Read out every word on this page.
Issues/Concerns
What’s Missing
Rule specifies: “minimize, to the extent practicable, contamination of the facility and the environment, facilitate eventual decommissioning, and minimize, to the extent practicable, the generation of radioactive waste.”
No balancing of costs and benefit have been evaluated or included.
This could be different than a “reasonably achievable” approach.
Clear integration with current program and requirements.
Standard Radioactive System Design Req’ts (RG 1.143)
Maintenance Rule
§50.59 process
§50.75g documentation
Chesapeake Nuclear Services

┄┄┄┄┄┄┄┄┄┄

In the entries above, find each line with the string "Rule" and copy it.

Rule specifies: “minimize, to the extent practicable, contamination of the facility and the environment, facilitate eventual decommissioning, and minimize, to the extent practicable, the generation of radioactive waste.”
Maintenance Rule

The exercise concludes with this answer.